#### AIM OF THE TASK
Keep the wording of each record exactly the same when you repeat it, and leave out pictures.

--- START INPUT ROWS ---

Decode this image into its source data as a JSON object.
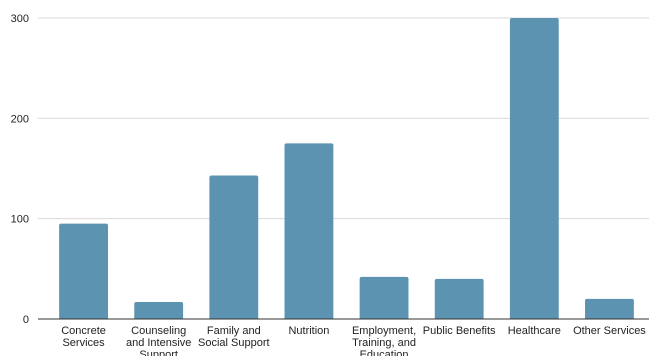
{
  "chart_data": {
    "type": "bar",
    "title": "",
    "xlabel": "",
    "ylabel": "",
    "ylim": [
      0,
      300
    ],
    "yticks": [
      0,
      100,
      200,
      300
    ],
    "grid": true,
    "bar_color": "#5b93b0",
    "categories": [
      [
        "Concrete",
        "Services"
      ],
      [
        "Counseling",
        "and Intensive",
        "Support"
      ],
      [
        "Family and",
        "Social Support"
      ],
      [
        "Nutrition"
      ],
      [
        "Employment,",
        "Training, and",
        "Education"
      ],
      [
        "Public Benefits"
      ],
      [
        "Healthcare"
      ],
      [
        "Other Services"
      ]
    ],
    "values": [
      95,
      17,
      143,
      175,
      42,
      40,
      300,
      20
    ]
  }
}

--- END INPUT ROWS ---

#### FINAL RESULT
Decode this image into its source data as a JSON object.
{
  "chart_data": {
    "type": "bar",
    "title": "",
    "xlabel": "",
    "ylabel": "",
    "ylim": [
      0,
      300
    ],
    "yticks": [
      0,
      100,
      200,
      300
    ],
    "grid": true,
    "bar_color": "#5b93b0",
    "categories": [
      [
        "Concrete",
        "Services"
      ],
      [
        "Counseling",
        "and Intensive",
        "Support"
      ],
      [
        "Family and",
        "Social Support"
      ],
      [
        "Nutrition"
      ],
      [
        "Employment,",
        "Training, and",
        "Education"
      ],
      [
        "Public Benefits"
      ],
      [
        "Healthcare"
      ],
      [
        "Other Services"
      ]
    ],
    "values": [
      95,
      17,
      143,
      175,
      42,
      40,
      300,
      20
    ]
  }
}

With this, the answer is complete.